Write out the listing in full, matching it word for word.

****************************************

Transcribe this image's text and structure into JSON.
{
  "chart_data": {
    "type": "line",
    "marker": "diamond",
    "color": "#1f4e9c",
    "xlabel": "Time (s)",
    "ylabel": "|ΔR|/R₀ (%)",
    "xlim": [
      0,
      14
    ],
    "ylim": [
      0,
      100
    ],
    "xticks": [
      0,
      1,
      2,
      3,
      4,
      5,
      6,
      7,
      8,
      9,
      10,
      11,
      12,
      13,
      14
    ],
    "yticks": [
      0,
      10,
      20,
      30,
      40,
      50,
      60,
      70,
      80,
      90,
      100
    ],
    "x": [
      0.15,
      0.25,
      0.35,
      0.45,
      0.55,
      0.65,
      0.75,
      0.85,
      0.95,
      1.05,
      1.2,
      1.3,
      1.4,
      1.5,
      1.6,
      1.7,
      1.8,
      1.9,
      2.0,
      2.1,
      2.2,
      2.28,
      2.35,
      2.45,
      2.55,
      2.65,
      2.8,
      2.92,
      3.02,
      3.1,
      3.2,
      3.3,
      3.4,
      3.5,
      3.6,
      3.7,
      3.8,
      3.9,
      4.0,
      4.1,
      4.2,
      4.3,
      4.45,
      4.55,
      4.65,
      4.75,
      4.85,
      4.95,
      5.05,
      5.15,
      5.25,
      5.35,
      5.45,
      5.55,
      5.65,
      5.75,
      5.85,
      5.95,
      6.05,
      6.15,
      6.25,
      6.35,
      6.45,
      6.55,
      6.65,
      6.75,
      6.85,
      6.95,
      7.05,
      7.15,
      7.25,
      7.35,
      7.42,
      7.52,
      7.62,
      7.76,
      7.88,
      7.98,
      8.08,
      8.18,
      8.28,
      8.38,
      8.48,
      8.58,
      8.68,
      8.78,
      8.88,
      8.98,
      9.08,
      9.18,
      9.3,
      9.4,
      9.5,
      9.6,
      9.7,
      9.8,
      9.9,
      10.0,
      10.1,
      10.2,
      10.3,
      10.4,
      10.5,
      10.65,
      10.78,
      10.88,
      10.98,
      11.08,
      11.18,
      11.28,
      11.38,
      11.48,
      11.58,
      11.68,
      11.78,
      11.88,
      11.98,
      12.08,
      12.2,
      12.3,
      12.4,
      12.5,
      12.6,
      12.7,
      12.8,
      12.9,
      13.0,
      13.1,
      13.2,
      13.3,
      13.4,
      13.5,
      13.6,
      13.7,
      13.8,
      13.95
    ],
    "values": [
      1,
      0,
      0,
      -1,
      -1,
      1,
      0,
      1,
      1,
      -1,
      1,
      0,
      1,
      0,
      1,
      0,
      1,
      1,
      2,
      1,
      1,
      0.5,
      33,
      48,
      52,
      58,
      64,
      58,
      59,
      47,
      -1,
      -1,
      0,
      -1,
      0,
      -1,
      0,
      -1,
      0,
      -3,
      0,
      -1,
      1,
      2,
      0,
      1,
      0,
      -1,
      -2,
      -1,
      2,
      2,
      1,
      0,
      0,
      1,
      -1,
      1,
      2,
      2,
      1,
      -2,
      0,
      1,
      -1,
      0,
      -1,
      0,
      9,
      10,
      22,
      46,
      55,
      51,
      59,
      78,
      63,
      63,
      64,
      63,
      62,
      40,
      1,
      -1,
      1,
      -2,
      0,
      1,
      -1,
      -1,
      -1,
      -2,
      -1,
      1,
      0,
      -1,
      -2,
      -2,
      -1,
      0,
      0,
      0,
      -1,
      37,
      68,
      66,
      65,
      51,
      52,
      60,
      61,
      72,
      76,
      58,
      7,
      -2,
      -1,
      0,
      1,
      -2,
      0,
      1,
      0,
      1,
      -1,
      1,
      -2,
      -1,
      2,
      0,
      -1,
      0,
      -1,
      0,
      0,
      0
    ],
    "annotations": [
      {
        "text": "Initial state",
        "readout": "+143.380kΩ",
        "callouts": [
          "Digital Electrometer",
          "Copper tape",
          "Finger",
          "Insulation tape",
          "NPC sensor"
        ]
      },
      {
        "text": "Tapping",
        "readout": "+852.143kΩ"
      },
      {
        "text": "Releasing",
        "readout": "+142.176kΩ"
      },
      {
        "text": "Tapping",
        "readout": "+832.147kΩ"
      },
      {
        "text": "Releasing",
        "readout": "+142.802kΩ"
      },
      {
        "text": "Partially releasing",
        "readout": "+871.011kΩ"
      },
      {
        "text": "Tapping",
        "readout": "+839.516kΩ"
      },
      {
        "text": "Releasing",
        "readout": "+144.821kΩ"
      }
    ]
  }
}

****************************************

_COMPLETE ANSWER_
Transcribe this image's text and structure into JSON.
{
  "chart_data": {
    "type": "line",
    "marker": "diamond",
    "color": "#1f4e9c",
    "xlabel": "Time (s)",
    "ylabel": "|ΔR|/R₀ (%)",
    "xlim": [
      0,
      14
    ],
    "ylim": [
      0,
      100
    ],
    "xticks": [
      0,
      1,
      2,
      3,
      4,
      5,
      6,
      7,
      8,
      9,
      10,
      11,
      12,
      13,
      14
    ],
    "yticks": [
      0,
      10,
      20,
      30,
      40,
      50,
      60,
      70,
      80,
      90,
      100
    ],
    "x": [
      0.15,
      0.25,
      0.35,
      0.45,
      0.55,
      0.65,
      0.75,
      0.85,
      0.95,
      1.05,
      1.2,
      1.3,
      1.4,
      1.5,
      1.6,
      1.7,
      1.8,
      1.9,
      2.0,
      2.1,
      2.2,
      2.28,
      2.35,
      2.45,
      2.55,
      2.65,
      2.8,
      2.92,
      3.02,
      3.1,
      3.2,
      3.3,
      3.4,
      3.5,
      3.6,
      3.7,
      3.8,
      3.9,
      4.0,
      4.1,
      4.2,
      4.3,
      4.45,
      4.55,
      4.65,
      4.75,
      4.85,
      4.95,
      5.05,
      5.15,
      5.25,
      5.35,
      5.45,
      5.55,
      5.65,
      5.75,
      5.85,
      5.95,
      6.05,
      6.15,
      6.25,
      6.35,
      6.45,
      6.55,
      6.65,
      6.75,
      6.85,
      6.95,
      7.05,
      7.15,
      7.25,
      7.35,
      7.42,
      7.52,
      7.62,
      7.76,
      7.88,
      7.98,
      8.08,
      8.18,
      8.28,
      8.38,
      8.48,
      8.58,
      8.68,
      8.78,
      8.88,
      8.98,
      9.08,
      9.18,
      9.3,
      9.4,
      9.5,
      9.6,
      9.7,
      9.8,
      9.9,
      10.0,
      10.1,
      10.2,
      10.3,
      10.4,
      10.5,
      10.65,
      10.78,
      10.88,
      10.98,
      11.08,
      11.18,
      11.28,
      11.38,
      11.48,
      11.58,
      11.68,
      11.78,
      11.88,
      11.98,
      12.08,
      12.2,
      12.3,
      12.4,
      12.5,
      12.6,
      12.7,
      12.8,
      12.9,
      13.0,
      13.1,
      13.2,
      13.3,
      13.4,
      13.5,
      13.6,
      13.7,
      13.8,
      13.95
    ],
    "values": [
      1,
      0,
      0,
      -1,
      -1,
      1,
      0,
      1,
      1,
      -1,
      1,
      0,
      1,
      0,
      1,
      0,
      1,
      1,
      2,
      1,
      1,
      0.5,
      33,
      48,
      52,
      58,
      64,
      58,
      59,
      47,
      -1,
      -1,
      0,
      -1,
      0,
      -1,
      0,
      -1,
      0,
      -3,
      0,
      -1,
      1,
      2,
      0,
      1,
      0,
      -1,
      -2,
      -1,
      2,
      2,
      1,
      0,
      0,
      1,
      -1,
      1,
      2,
      2,
      1,
      -2,
      0,
      1,
      -1,
      0,
      -1,
      0,
      9,
      10,
      22,
      46,
      55,
      51,
      59,
      78,
      63,
      63,
      64,
      63,
      62,
      40,
      1,
      -1,
      1,
      -2,
      0,
      1,
      -1,
      -1,
      -1,
      -2,
      -1,
      1,
      0,
      -1,
      -2,
      -2,
      -1,
      0,
      0,
      0,
      -1,
      37,
      68,
      66,
      65,
      51,
      52,
      60,
      61,
      72,
      76,
      58,
      7,
      -2,
      -1,
      0,
      1,
      -2,
      0,
      1,
      0,
      1,
      -1,
      1,
      -2,
      -1,
      2,
      0,
      -1,
      0,
      -1,
      0,
      0,
      0
    ],
    "annotations": [
      {
        "text": "Initial state",
        "readout": "+143.380kΩ",
        "callouts": [
          "Digital Electrometer",
          "Copper tape",
          "Finger",
          "Insulation tape",
          "NPC sensor"
        ]
      },
      {
        "text": "Tapping",
        "readout": "+852.143kΩ"
      },
      {
        "text": "Releasing",
        "readout": "+142.176kΩ"
      },
      {
        "text": "Tapping",
        "readout": "+832.147kΩ"
      },
      {
        "text": "Releasing",
        "readout": "+142.802kΩ"
      },
      {
        "text": "Partially releasing",
        "readout": "+871.011kΩ"
      },
      {
        "text": "Tapping",
        "readout": "+839.516kΩ"
      },
      {
        "text": "Releasing",
        "readout": "+144.821kΩ"
      }
    ]
  }
}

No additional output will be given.